### PROVIDED RECORDS
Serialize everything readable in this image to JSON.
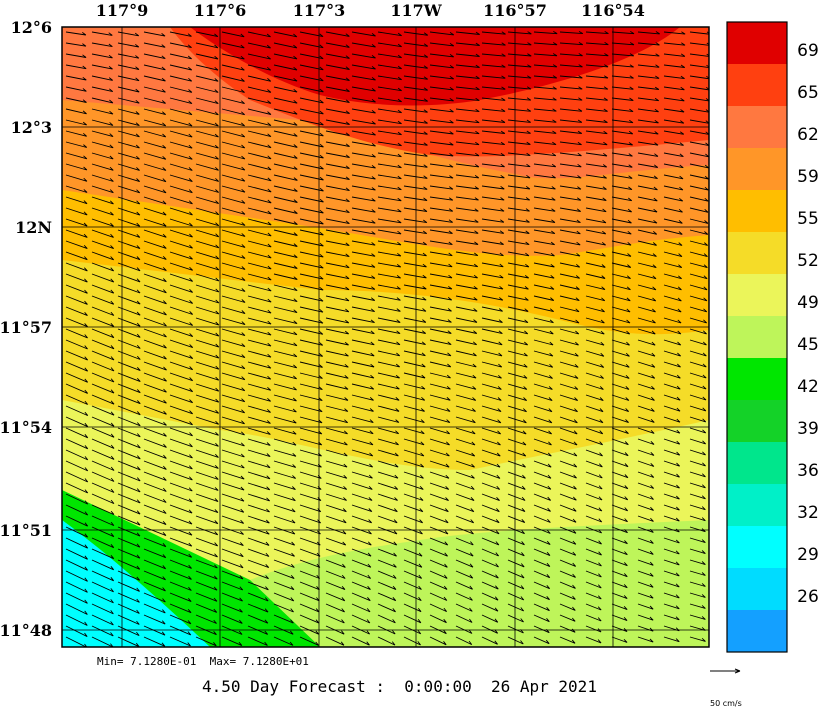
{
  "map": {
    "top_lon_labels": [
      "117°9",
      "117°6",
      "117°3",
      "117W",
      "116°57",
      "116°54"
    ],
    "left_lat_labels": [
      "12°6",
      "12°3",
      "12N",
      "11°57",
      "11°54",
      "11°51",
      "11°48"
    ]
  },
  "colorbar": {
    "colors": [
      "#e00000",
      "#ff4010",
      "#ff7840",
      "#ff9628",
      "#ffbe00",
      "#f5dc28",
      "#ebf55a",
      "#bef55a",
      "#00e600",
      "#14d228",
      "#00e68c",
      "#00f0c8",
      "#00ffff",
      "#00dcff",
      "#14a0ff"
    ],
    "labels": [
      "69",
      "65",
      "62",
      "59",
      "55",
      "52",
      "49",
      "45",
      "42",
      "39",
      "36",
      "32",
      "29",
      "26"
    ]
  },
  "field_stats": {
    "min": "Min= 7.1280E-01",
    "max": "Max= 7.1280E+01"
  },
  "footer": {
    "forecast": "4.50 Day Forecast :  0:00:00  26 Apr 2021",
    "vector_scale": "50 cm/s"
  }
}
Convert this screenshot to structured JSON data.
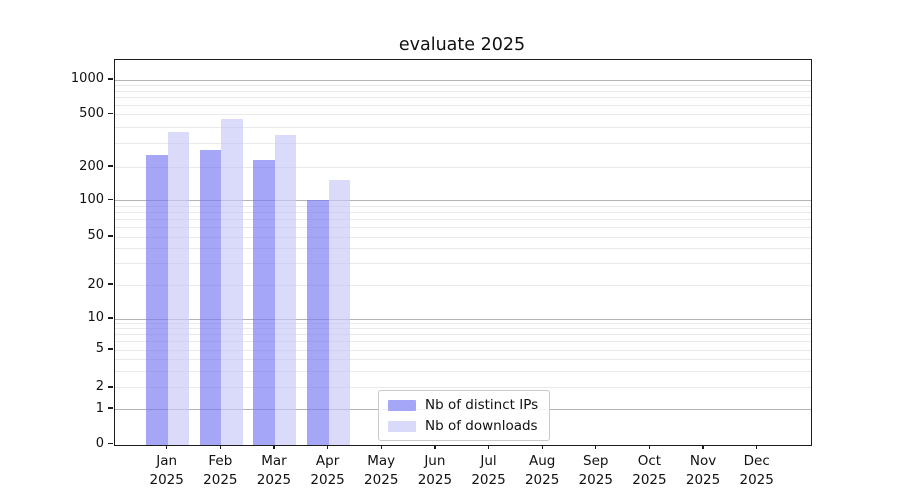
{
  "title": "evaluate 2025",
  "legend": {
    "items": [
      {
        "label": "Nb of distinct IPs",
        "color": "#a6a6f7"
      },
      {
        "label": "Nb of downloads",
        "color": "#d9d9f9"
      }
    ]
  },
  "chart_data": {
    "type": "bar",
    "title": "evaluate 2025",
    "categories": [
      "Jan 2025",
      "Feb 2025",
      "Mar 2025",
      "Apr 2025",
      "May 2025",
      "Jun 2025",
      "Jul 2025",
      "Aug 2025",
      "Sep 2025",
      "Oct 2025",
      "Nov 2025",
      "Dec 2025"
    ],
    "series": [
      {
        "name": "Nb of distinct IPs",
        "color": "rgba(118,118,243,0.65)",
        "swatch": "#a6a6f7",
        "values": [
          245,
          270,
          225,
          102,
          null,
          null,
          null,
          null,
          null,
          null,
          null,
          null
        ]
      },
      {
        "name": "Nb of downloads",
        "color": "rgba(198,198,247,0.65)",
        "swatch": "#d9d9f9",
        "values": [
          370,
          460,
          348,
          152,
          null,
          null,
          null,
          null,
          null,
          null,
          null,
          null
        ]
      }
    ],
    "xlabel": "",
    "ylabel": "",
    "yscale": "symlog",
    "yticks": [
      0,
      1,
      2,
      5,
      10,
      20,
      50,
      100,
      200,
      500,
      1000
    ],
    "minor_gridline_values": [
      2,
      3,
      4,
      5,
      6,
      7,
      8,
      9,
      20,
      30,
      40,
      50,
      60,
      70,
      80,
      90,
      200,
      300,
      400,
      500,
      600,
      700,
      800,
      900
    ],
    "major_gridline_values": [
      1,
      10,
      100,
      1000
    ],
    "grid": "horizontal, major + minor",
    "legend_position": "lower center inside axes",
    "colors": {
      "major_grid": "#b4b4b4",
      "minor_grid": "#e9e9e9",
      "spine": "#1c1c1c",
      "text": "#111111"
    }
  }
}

### TASK BRIEF
Pick out the lines above that hold the string "title" and show them.

### SOLVED EXERCISE
  "title": "evaluate 2025",
    "title": "evaluate 2025",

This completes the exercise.